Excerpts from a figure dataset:
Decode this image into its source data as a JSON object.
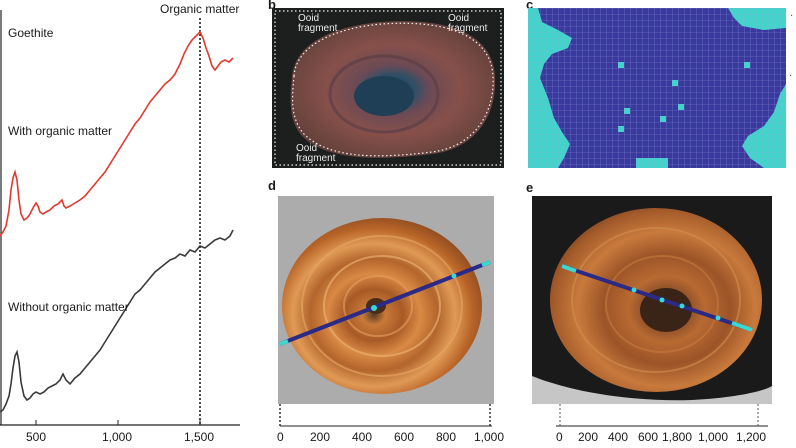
{
  "panel_a": {
    "label_goethite": "Goethite",
    "label_with": "With organic matter",
    "label_without": "Without organic matter",
    "marker_label": "Organic matter",
    "x_ticks": [
      "500",
      "1,000",
      "1,500"
    ],
    "colors": {
      "with": "#e03a2e",
      "without": "#3a3a3a",
      "marker": "#000000"
    }
  },
  "panel_b": {
    "label": "b",
    "fragment_labels": [
      "Ooid\nfragment",
      "Ooid\nfragment",
      "Ooid\nfragment"
    ],
    "colors": {
      "bg": "#1c1f1e",
      "outer": "#7a4a45",
      "core": "#1e3f55"
    }
  },
  "panel_c": {
    "label": "c",
    "colors": {
      "main": "#3a3a9e",
      "edge": "#3fd6c9"
    }
  },
  "panel_d": {
    "label": "d",
    "x_ticks": [
      "0",
      "200",
      "400",
      "600",
      "800",
      "1,000"
    ],
    "colors": {
      "bg": "#9a9a9a",
      "ooid": "#c8682a",
      "line": "#2b2a86",
      "accent": "#3ad8d0"
    }
  },
  "panel_e": {
    "label": "e",
    "x_ticks": [
      "0",
      "200",
      "400",
      "600",
      "1,800",
      "1,000",
      "1,200"
    ],
    "colors": {
      "bg": "#1a1a1a",
      "ooid": "#b55e2c",
      "line": "#2b2a86",
      "accent": "#3ad8d0"
    }
  }
}
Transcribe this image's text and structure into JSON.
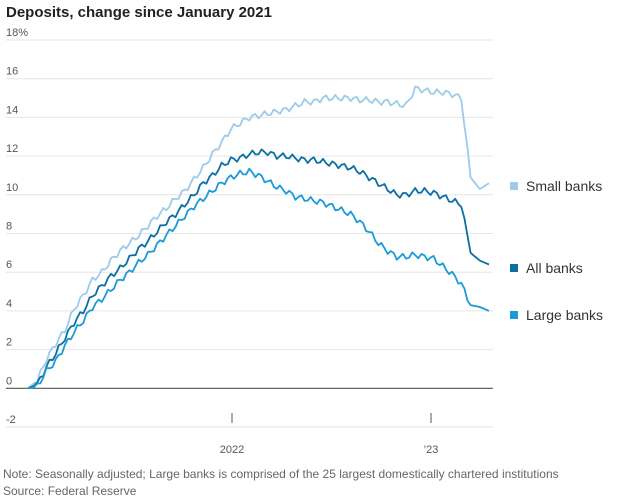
{
  "chart_data": {
    "type": "line",
    "title": "Deposits, change since January 2021",
    "xlabel": "",
    "ylabel": "",
    "ylim": [
      -2,
      18
    ],
    "y_ticks": [
      "18%",
      "16",
      "14",
      "12",
      "10",
      "8",
      "6",
      "4",
      "2",
      "0",
      "-2"
    ],
    "x_ticks": [
      "2022",
      "’23"
    ],
    "grid": "horizontal",
    "legend": "right, aligned to line ends",
    "series": [
      {
        "name": "Small banks",
        "color": "#9dcbea",
        "values": [
          0.0,
          0.4,
          1.5,
          2.3,
          3.0,
          4.1,
          4.8,
          5.6,
          6.0,
          6.6,
          7.1,
          7.5,
          7.9,
          8.4,
          8.9,
          9.3,
          9.8,
          10.2,
          10.8,
          11.4,
          12.1,
          12.7,
          13.4,
          13.7,
          14.0,
          14.1,
          14.2,
          14.3,
          14.4,
          14.6,
          14.8,
          14.8,
          15.0,
          15.0,
          15.0,
          15.0,
          14.9,
          14.9,
          14.8,
          14.8,
          14.7,
          14.6,
          15.5,
          15.4,
          15.3,
          15.3,
          15.2,
          15.0,
          10.9,
          10.3,
          10.6
        ]
      },
      {
        "name": "All banks",
        "color": "#0b6fa4",
        "values": [
          0.0,
          0.2,
          1.1,
          1.8,
          2.6,
          3.4,
          4.0,
          4.8,
          5.3,
          5.8,
          6.2,
          6.7,
          7.2,
          7.6,
          8.1,
          8.6,
          9.0,
          9.5,
          10.0,
          10.6,
          11.0,
          11.5,
          11.8,
          11.9,
          12.1,
          12.2,
          12.2,
          12.0,
          12.0,
          11.9,
          11.8,
          11.8,
          11.7,
          11.6,
          11.5,
          11.4,
          11.2,
          10.9,
          10.6,
          10.3,
          10.0,
          10.0,
          10.2,
          10.2,
          10.1,
          9.9,
          9.7,
          9.5,
          7.0,
          6.6,
          6.4
        ]
      },
      {
        "name": "Large banks",
        "color": "#1a9bd7",
        "values": [
          0.0,
          0.1,
          0.9,
          1.4,
          2.2,
          2.9,
          3.5,
          4.2,
          4.6,
          5.1,
          5.6,
          6.0,
          6.5,
          6.9,
          7.4,
          7.9,
          8.4,
          8.9,
          9.4,
          9.8,
          10.2,
          10.6,
          10.9,
          11.1,
          11.2,
          11.0,
          10.7,
          10.4,
          10.2,
          9.9,
          9.8,
          9.7,
          9.6,
          9.4,
          9.2,
          9.0,
          8.6,
          8.1,
          7.5,
          7.1,
          6.8,
          6.8,
          6.9,
          6.8,
          6.7,
          6.3,
          5.9,
          5.4,
          4.3,
          4.2,
          4.0
        ]
      }
    ]
  },
  "footnotes": {
    "note": "Note: Seasonally adjusted; Large banks is comprised of the 25 largest domestically chartered institutions",
    "source": "Source: Federal Reserve"
  }
}
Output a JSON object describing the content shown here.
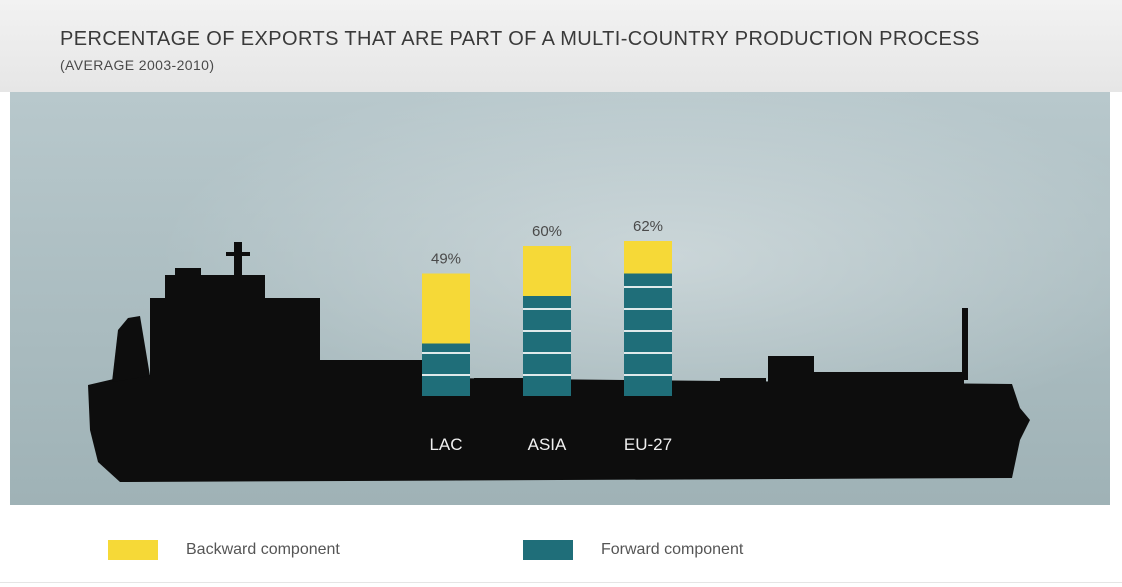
{
  "title": "PERCENTAGE OF EXPORTS THAT ARE PART OF A MULTI-COUNTRY PRODUCTION PROCESS",
  "subtitle": "(AVERAGE 2003-2010)",
  "legend": {
    "backward": "Backward component",
    "forward": "Forward component"
  },
  "colors": {
    "backward": "#f6d937",
    "forward": "#1f6e79",
    "ship": "#0d0d0d",
    "background": "#acbec2"
  },
  "chart_data": {
    "type": "bar",
    "stacked": true,
    "categories": [
      "LAC",
      "ASIA",
      "EU-27"
    ],
    "totals": [
      49,
      60,
      62
    ],
    "total_labels": [
      "49%",
      "60%",
      "62%"
    ],
    "series": [
      {
        "name": "Backward component",
        "values": [
          28,
          20,
          13
        ]
      },
      {
        "name": "Forward component",
        "values": [
          21,
          40,
          49
        ]
      }
    ],
    "title": "PERCENTAGE OF EXPORTS THAT ARE PART OF A MULTI-COUNTRY PRODUCTION PROCESS",
    "subtitle": "(AVERAGE 2003-2010)",
    "ylim": [
      0,
      62
    ],
    "grid": false,
    "legend_position": "bottom"
  }
}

▶ [What to produce]:
Each entry should be repeated exactly as it appears; the pictures stay out.

▶ [Correct answer]:
Decode this image into its source data as a JSON object.
{
  "panel_a": {
    "label_goethite": "Goethite",
    "label_with": "With organic matter",
    "label_without": "Without organic matter",
    "marker_label": "Organic matter",
    "x_ticks": [
      "500",
      "1,000",
      "1,500"
    ],
    "colors": {
      "with": "#e03a2e",
      "without": "#3a3a3a",
      "marker": "#000000"
    }
  },
  "panel_b": {
    "label": "b",
    "fragment_labels": [
      "Ooid\nfragment",
      "Ooid\nfragment",
      "Ooid\nfragment"
    ],
    "colors": {
      "bg": "#1c1f1e",
      "outer": "#7a4a45",
      "core": "#1e3f55"
    }
  },
  "panel_c": {
    "label": "c",
    "colors": {
      "main": "#3a3a9e",
      "edge": "#3fd6c9"
    }
  },
  "panel_d": {
    "label": "d",
    "x_ticks": [
      "0",
      "200",
      "400",
      "600",
      "800",
      "1,000"
    ],
    "colors": {
      "bg": "#9a9a9a",
      "ooid": "#c8682a",
      "line": "#2b2a86",
      "accent": "#3ad8d0"
    }
  },
  "panel_e": {
    "label": "e",
    "x_ticks": [
      "0",
      "200",
      "400",
      "600",
      "1,800",
      "1,000",
      "1,200"
    ],
    "colors": {
      "bg": "#1a1a1a",
      "ooid": "#b55e2c",
      "line": "#2b2a86",
      "accent": "#3ad8d0"
    }
  }
}
Transcribe this image's text and structure into JSON.
{
  "chart_data": {
    "type": "line",
    "title": "Deposits, change since January 2021",
    "xlabel": "",
    "ylabel": "",
    "ylim": [
      -2,
      18
    ],
    "y_ticks": [
      "18%",
      "16",
      "14",
      "12",
      "10",
      "8",
      "6",
      "4",
      "2",
      "0",
      "-2"
    ],
    "x_ticks": [
      "2022",
      "’23"
    ],
    "grid": "horizontal",
    "legend": "right, aligned to line ends",
    "series": [
      {
        "name": "Small banks",
        "color": "#9dcbea",
        "values": [
          0.0,
          0.4,
          1.5,
          2.3,
          3.0,
          4.1,
          4.8,
          5.6,
          6.0,
          6.6,
          7.1,
          7.5,
          7.9,
          8.4,
          8.9,
          9.3,
          9.8,
          10.2,
          10.8,
          11.4,
          12.1,
          12.7,
          13.4,
          13.7,
          14.0,
          14.1,
          14.2,
          14.3,
          14.4,
          14.6,
          14.8,
          14.8,
          15.0,
          15.0,
          15.0,
          15.0,
          14.9,
          14.9,
          14.8,
          14.8,
          14.7,
          14.6,
          15.5,
          15.4,
          15.3,
          15.3,
          15.2,
          15.0,
          10.9,
          10.3,
          10.6
        ]
      },
      {
        "name": "All banks",
        "color": "#0b6fa4",
        "values": [
          0.0,
          0.2,
          1.1,
          1.8,
          2.6,
          3.4,
          4.0,
          4.8,
          5.3,
          5.8,
          6.2,
          6.7,
          7.2,
          7.6,
          8.1,
          8.6,
          9.0,
          9.5,
          10.0,
          10.6,
          11.0,
          11.5,
          11.8,
          11.9,
          12.1,
          12.2,
          12.2,
          12.0,
          12.0,
          11.9,
          11.8,
          11.8,
          11.7,
          11.6,
          11.5,
          11.4,
          11.2,
          10.9,
          10.6,
          10.3,
          10.0,
          10.0,
          10.2,
          10.2,
          10.1,
          9.9,
          9.7,
          9.5,
          7.0,
          6.6,
          6.4
        ]
      },
      {
        "name": "Large banks",
        "color": "#1a9bd7",
        "values": [
          0.0,
          0.1,
          0.9,
          1.4,
          2.2,
          2.9,
          3.5,
          4.2,
          4.6,
          5.1,
          5.6,
          6.0,
          6.5,
          6.9,
          7.4,
          7.9,
          8.4,
          8.9,
          9.4,
          9.8,
          10.2,
          10.6,
          10.9,
          11.1,
          11.2,
          11.0,
          10.7,
          10.4,
          10.2,
          9.9,
          9.8,
          9.7,
          9.6,
          9.4,
          9.2,
          9.0,
          8.6,
          8.1,
          7.5,
          7.1,
          6.8,
          6.8,
          6.9,
          6.8,
          6.7,
          6.3,
          5.9,
          5.4,
          4.3,
          4.2,
          4.0
        ]
      }
    ]
  },
  "footnotes": {
    "note": "Note: Seasonally adjusted; Large banks is comprised of the 25 largest domestically chartered institutions",
    "source": "Source: Federal Reserve"
  }
}
Output a JSON object describing the content shown here.
{
  "title": "PERCENTAGE OF EXPORTS THAT ARE PART OF A MULTI-COUNTRY PRODUCTION PROCESS",
  "subtitle": "(AVERAGE 2003-2010)",
  "legend": {
    "backward": "Backward component",
    "forward": "Forward component"
  },
  "colors": {
    "backward": "#f6d937",
    "forward": "#1f6e79",
    "ship": "#0d0d0d",
    "background": "#acbec2"
  },
  "chart_data": {
    "type": "bar",
    "stacked": true,
    "categories": [
      "LAC",
      "ASIA",
      "EU-27"
    ],
    "totals": [
      49,
      60,
      62
    ],
    "total_labels": [
      "49%",
      "60%",
      "62%"
    ],
    "series": [
      {
        "name": "Backward component",
        "values": [
          28,
          20,
          13
        ]
      },
      {
        "name": "Forward component",
        "values": [
          21,
          40,
          49
        ]
      }
    ],
    "title": "PERCENTAGE OF EXPORTS THAT ARE PART OF A MULTI-COUNTRY PRODUCTION PROCESS",
    "subtitle": "(AVERAGE 2003-2010)",
    "ylim": [
      0,
      62
    ],
    "grid": false,
    "legend_position": "bottom"
  }
}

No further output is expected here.